▶ [Work instructions]: Copy every line of the records below where the word "screenshot" occurs.

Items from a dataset
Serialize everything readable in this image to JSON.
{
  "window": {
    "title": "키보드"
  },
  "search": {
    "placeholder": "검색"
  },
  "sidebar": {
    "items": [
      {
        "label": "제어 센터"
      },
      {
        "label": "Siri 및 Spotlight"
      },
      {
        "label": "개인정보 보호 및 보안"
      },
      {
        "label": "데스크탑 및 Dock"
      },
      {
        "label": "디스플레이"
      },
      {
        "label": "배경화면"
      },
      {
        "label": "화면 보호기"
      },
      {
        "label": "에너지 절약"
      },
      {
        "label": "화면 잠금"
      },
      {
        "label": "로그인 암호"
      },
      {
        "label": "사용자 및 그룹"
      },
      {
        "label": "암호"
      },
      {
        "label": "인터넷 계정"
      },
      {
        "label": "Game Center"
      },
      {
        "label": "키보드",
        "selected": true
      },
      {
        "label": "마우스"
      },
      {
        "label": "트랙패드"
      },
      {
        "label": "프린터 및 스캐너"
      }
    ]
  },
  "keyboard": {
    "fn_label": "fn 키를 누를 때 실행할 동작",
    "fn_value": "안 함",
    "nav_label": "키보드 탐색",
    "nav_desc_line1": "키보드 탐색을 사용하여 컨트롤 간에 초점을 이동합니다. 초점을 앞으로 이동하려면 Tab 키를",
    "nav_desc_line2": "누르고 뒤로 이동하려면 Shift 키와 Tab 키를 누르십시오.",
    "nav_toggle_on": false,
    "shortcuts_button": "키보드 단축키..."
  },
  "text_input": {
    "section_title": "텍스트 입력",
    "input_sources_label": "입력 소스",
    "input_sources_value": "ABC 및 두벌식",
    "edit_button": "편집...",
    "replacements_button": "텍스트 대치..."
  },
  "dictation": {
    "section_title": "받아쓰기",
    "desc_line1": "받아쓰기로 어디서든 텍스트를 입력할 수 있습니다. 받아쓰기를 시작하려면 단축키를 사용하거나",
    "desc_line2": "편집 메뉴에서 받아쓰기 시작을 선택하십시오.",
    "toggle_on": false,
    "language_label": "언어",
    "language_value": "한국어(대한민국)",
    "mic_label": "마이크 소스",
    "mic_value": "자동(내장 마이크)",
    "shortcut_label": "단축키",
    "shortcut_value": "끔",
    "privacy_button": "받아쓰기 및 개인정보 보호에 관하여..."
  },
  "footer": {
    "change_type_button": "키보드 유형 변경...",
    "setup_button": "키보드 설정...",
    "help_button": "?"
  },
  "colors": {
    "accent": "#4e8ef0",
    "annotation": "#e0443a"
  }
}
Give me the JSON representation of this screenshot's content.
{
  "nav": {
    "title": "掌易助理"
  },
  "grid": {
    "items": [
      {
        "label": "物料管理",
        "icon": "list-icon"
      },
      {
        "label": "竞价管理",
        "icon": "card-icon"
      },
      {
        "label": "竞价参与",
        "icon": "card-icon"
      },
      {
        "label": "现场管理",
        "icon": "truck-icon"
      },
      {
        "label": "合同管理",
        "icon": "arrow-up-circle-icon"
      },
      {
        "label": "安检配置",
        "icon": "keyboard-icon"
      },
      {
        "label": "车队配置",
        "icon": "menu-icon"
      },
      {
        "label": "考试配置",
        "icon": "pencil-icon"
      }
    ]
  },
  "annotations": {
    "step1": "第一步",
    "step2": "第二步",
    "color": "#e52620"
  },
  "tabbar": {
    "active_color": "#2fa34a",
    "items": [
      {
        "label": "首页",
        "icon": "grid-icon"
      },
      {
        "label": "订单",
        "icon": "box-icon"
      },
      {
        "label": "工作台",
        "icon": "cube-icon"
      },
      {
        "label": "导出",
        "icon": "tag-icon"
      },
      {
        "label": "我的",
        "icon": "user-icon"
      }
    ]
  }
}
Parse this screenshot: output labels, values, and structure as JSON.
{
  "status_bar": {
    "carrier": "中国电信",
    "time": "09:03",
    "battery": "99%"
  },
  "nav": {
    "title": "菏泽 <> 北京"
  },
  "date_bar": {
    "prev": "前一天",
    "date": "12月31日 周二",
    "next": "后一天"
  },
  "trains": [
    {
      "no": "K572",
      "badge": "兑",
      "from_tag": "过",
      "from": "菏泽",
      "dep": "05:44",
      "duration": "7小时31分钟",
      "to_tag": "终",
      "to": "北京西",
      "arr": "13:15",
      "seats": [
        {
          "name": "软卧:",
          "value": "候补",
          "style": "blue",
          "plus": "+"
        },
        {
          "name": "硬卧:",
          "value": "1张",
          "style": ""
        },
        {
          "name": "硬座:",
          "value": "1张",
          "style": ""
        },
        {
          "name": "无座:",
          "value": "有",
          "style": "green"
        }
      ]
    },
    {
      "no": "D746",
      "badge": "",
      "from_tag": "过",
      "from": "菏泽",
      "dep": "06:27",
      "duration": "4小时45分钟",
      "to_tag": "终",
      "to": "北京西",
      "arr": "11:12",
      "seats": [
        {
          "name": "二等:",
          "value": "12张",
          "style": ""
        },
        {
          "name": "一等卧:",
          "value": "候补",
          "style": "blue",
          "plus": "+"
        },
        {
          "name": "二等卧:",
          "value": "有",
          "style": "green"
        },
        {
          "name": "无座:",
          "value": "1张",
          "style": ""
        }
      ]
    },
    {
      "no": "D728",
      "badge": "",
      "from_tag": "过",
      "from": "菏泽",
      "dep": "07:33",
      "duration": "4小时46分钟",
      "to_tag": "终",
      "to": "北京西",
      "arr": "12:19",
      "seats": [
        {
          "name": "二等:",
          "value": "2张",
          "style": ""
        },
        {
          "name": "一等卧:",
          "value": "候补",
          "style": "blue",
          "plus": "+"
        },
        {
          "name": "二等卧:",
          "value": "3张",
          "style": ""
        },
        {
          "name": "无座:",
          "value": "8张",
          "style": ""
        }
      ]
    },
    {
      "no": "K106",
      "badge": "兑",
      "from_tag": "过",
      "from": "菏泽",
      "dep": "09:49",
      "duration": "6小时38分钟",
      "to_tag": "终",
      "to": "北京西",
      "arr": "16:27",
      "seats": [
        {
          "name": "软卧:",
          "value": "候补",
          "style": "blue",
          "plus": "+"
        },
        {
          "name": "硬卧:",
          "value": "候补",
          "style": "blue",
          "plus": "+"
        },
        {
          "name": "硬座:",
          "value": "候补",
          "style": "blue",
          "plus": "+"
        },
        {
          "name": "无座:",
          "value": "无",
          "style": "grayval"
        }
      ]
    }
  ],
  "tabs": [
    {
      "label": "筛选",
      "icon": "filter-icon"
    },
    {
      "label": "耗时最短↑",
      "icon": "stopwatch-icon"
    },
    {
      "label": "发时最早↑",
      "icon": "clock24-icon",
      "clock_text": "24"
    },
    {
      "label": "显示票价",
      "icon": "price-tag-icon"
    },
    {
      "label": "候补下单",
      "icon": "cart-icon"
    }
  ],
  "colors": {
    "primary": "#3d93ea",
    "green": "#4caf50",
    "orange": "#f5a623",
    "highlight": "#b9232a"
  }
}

▶ [Written answer]:
Give me the JSON representation of this screenshot's content.
Parse this screenshot: output labels, values, and structure as JSON.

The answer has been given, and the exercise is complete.